Quoted passage ->
- Opening Delimiter -

Louis Tran
Louis Tran

Reputation: 1156

Big O of String repetition append in Java

I have a function to get a a string as a repetition of an original string. I'm wondering if I use StringBuilder append, what is the Big O of the function? Is it O(nl) : n is number of repeats and l is length of the original string ?

public String getRepetition(String originalStr, Integer n){
    StringBuilder str = new StringBuilder();
    for(int i = 0; i < n; i++)
        str.append(originalStr);
    return str.toString();
}

Comparing with the approach below, which one is better?

public String getRepetition(String originalStr, Integer n){
    String str = "";
    for(int i = 0; i < n; i++)
        str += originalStr;
    return originalStr;
}

Upvotes: 0

Views: 277

Answers (3)

Tom Hawtin - tackline
Tom Hawtin - tackline

Reputation: 147164

I'm not sure why other three answers are all saying both pieces of code are O(n). Assuming originalStr is not "", the first is O(n) the other O(n^2)! (That's an exclamation, not a factorial.) They teach this on the first day of Java school. C programmers get "don't use strlen in the condition of that for loop"; Java programmers get this.

String str = "";
for(int i = 0; i < n; i++)
    str += originalStr;

Each time around this loop str is getting longer. It's i * orginalStr.length(). Creating a new String (assuming no wild compiler optimisations) which takes time roughly proportional to i each time.

- Closing Delimiter -

Dataset excerpts ->
- Opening Delimiter -

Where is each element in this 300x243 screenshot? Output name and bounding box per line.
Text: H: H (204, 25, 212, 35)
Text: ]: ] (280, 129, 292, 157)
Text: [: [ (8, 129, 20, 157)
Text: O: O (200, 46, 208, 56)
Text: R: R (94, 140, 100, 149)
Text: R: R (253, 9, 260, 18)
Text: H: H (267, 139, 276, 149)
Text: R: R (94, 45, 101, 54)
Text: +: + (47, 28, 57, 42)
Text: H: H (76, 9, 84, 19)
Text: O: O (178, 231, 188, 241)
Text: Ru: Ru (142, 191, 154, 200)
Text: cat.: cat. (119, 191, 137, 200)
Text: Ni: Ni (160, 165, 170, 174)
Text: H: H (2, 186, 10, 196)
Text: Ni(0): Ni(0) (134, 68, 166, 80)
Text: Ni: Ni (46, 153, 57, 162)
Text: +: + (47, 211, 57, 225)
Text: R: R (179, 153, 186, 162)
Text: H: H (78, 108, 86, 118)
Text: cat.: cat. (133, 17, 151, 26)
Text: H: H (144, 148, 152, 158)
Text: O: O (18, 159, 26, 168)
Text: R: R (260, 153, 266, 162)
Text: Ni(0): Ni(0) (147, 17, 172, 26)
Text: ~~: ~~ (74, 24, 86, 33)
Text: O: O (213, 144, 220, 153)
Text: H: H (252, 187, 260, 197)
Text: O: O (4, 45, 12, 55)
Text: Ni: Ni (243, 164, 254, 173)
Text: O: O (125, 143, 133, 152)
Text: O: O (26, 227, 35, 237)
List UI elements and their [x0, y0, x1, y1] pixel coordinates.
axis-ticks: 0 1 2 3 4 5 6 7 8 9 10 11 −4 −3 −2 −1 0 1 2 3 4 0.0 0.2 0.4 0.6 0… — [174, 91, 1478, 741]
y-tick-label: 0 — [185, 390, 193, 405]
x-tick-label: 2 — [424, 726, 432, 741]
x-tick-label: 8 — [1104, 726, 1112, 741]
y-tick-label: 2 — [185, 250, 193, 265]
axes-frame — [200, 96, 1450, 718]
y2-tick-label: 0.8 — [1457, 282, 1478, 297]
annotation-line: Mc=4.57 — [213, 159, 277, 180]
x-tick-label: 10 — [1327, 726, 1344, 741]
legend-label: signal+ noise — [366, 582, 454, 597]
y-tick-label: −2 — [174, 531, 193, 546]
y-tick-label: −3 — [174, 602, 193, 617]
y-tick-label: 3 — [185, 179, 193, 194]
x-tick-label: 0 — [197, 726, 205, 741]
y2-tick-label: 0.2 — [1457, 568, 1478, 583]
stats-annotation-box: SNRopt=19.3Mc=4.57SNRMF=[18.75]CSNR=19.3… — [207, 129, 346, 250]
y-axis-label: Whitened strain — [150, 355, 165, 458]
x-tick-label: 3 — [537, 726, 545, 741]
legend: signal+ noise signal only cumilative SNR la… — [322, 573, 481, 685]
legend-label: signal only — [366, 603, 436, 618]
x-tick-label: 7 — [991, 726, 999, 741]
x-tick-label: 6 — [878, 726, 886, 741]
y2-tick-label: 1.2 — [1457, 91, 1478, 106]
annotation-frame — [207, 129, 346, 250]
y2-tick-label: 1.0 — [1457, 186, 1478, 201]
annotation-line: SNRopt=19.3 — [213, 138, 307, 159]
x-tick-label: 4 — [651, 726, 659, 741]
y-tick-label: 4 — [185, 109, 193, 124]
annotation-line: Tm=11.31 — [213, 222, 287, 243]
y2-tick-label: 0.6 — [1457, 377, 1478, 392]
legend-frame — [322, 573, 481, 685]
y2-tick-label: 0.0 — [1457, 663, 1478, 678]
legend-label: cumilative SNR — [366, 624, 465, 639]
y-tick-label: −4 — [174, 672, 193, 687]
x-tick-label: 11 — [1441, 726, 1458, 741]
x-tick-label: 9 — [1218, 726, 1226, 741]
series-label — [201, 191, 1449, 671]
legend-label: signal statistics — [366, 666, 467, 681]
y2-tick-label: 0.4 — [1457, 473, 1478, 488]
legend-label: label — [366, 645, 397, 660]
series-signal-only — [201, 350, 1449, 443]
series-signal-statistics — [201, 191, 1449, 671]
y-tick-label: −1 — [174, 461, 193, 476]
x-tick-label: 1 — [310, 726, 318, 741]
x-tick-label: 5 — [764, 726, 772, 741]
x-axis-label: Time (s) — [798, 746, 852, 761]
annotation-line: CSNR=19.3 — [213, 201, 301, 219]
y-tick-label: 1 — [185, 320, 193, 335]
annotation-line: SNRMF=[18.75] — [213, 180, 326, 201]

- Closing Delimiter -

Task directions -> Extend the discussion of the Big O of string repetition in Java, starting right after its last sentence.

Output of the task ->
Edit: Usually we ignore the length of the original string. But yeah, of course it's going to be proprotional, so O(nstrlen(originalStr)) and O(nn*strlen(originalStr)). By convention this is dealt with separately.

If we rewrite the code without the String abstraction, perhaps it will be clearer.

public static char[] getRepetition(char[] originalStr, int n) {
    char[] str = {};
    for (int i = 0; i < n; ++i) {
        assert str.length == i * originalStr.length;
        char[] newStr = new char[str.length + originalStr.length];
        for (int j=0; j<str.length; ++j) {
            newStr[j] = str[j];
        }
        for (int j=0; j<originalStr.length; ++j) {
            newStr[str.length+j] = originalStr[j];
        }
        str = newStr;
    }
    return str;
}

(As ever, I've not bothered to so much as compile the code. Not safe to use in a nuclear reactor.)

Just for giggles, let's deabstract the first implementation.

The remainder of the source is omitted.